## Task to carry out:
Search the data for the word "text" and copy every line where it occurs.

## Exercise material:
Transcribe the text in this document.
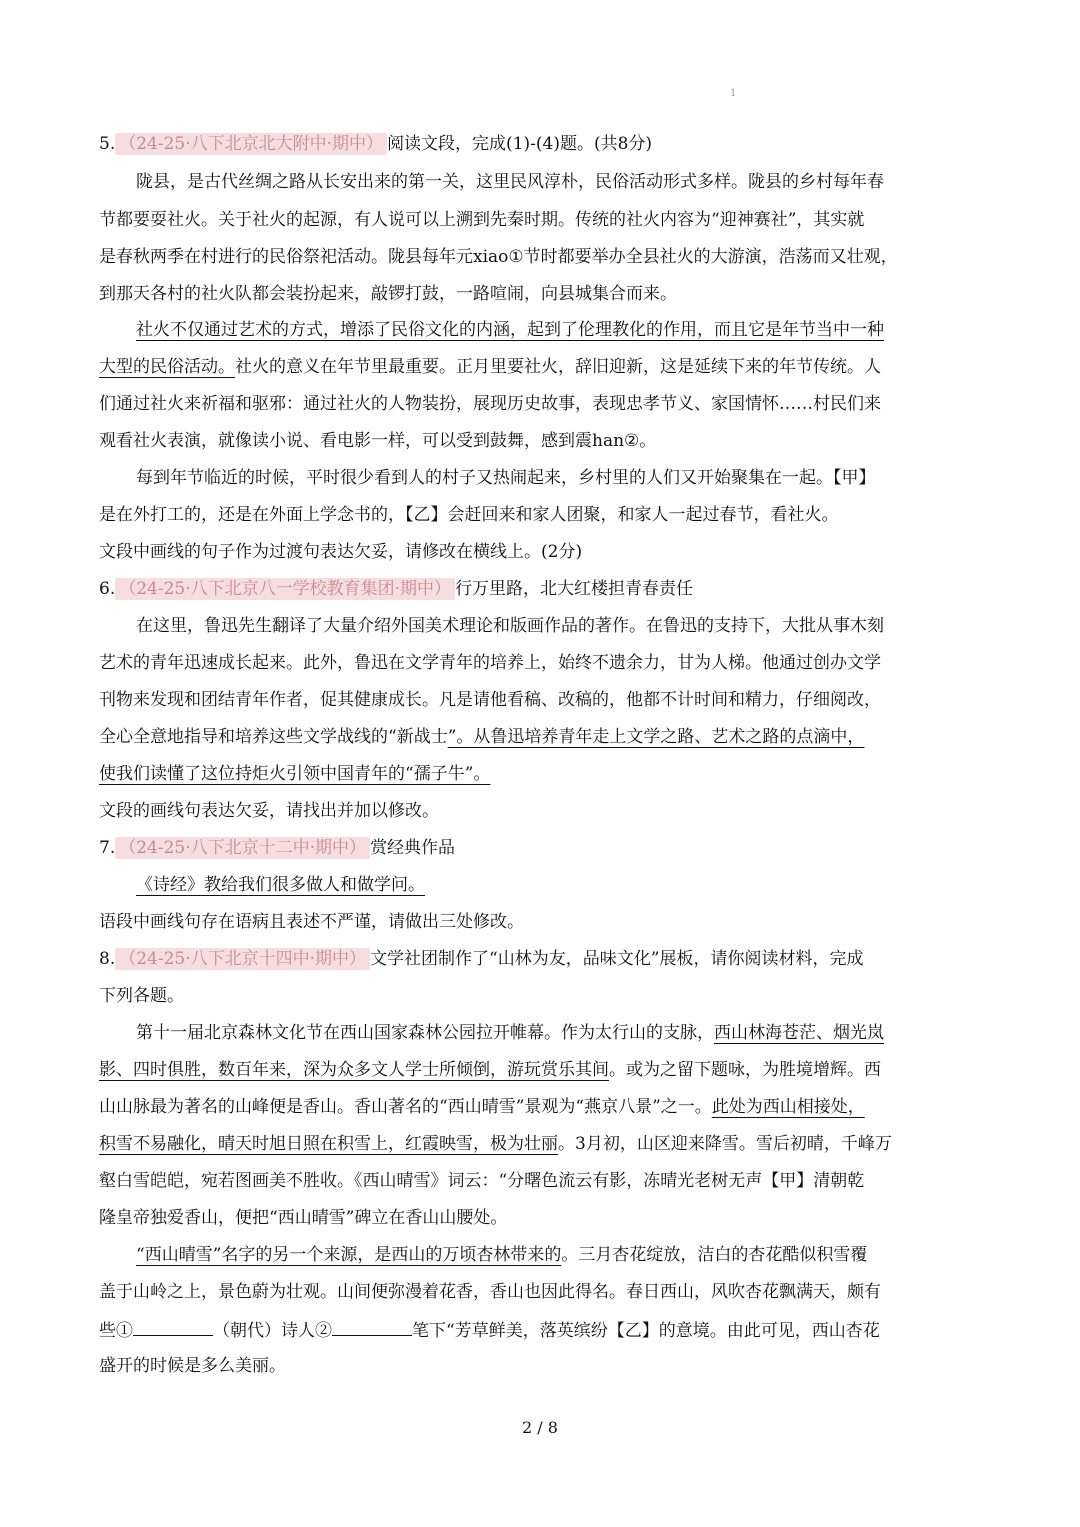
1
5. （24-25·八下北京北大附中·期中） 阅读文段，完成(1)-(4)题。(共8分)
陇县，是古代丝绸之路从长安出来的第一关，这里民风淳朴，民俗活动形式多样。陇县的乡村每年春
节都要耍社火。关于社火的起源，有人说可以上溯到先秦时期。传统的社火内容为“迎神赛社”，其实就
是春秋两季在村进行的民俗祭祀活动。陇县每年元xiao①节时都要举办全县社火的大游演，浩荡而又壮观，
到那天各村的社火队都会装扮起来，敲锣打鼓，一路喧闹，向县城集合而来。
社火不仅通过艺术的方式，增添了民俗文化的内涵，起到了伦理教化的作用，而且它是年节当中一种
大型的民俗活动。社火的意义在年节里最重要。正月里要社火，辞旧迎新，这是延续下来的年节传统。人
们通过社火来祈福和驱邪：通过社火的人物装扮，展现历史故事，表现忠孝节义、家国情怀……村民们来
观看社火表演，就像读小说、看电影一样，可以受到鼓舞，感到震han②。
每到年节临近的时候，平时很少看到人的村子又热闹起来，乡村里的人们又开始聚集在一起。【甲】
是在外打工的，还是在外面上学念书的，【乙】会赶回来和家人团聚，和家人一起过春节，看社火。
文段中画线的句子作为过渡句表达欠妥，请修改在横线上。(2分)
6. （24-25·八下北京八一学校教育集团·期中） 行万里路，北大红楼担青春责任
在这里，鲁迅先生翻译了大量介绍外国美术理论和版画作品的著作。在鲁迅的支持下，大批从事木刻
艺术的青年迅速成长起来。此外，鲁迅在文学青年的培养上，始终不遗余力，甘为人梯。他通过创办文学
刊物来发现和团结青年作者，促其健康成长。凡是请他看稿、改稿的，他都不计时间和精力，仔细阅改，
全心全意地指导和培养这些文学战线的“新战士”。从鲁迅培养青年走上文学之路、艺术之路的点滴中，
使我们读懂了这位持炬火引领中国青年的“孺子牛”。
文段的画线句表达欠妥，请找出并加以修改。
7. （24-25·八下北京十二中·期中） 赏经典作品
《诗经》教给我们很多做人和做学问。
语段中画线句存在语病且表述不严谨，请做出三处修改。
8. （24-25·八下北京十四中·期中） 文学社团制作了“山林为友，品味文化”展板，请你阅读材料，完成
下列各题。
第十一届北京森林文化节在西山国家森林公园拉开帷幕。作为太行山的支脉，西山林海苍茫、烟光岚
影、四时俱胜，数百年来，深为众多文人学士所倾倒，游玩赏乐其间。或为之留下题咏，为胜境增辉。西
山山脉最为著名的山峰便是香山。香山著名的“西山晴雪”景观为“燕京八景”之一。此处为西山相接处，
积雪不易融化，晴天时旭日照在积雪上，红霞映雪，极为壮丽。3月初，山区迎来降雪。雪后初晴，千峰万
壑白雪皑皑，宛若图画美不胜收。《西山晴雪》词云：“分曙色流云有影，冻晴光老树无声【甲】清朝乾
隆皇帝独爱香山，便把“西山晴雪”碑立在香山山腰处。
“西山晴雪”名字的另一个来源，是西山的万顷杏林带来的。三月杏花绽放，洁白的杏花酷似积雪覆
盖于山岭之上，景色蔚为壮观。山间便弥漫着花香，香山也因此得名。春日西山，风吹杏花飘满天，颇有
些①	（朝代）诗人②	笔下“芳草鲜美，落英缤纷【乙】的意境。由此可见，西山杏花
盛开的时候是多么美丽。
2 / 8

* * *

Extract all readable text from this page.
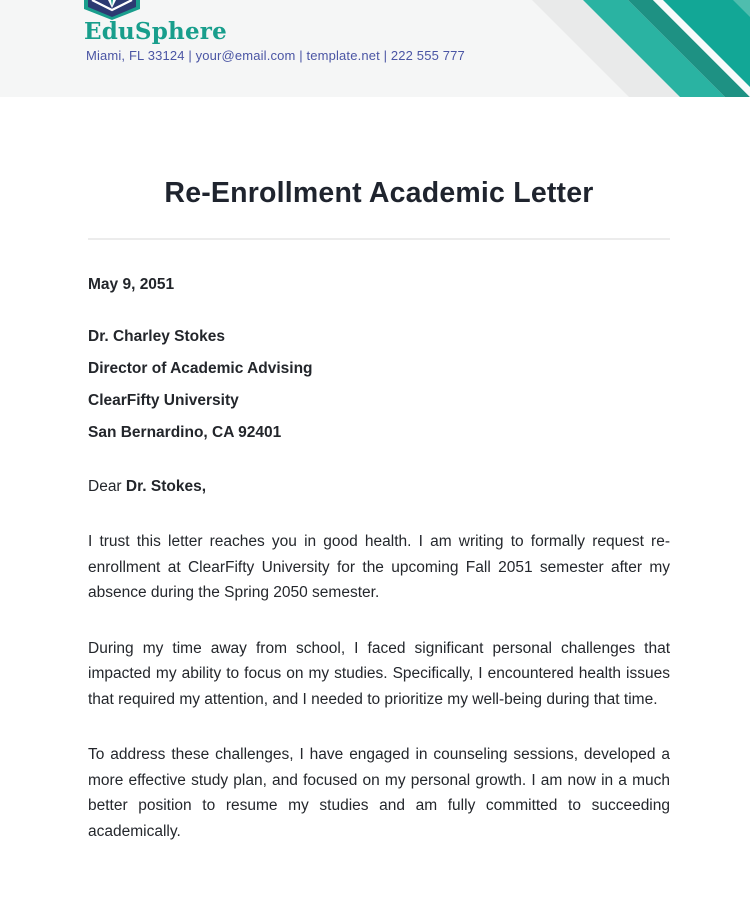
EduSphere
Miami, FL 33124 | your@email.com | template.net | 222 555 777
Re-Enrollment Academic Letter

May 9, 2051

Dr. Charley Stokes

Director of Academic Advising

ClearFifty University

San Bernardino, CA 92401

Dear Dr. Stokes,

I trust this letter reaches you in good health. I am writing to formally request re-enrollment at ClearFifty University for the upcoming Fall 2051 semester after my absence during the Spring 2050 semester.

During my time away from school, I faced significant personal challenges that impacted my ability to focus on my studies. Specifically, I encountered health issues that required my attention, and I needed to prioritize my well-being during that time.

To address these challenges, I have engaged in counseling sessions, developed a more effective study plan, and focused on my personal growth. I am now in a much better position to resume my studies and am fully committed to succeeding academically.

## Answer to the exercise:
Transcribe the text in this document.
Extract all readable text from this page.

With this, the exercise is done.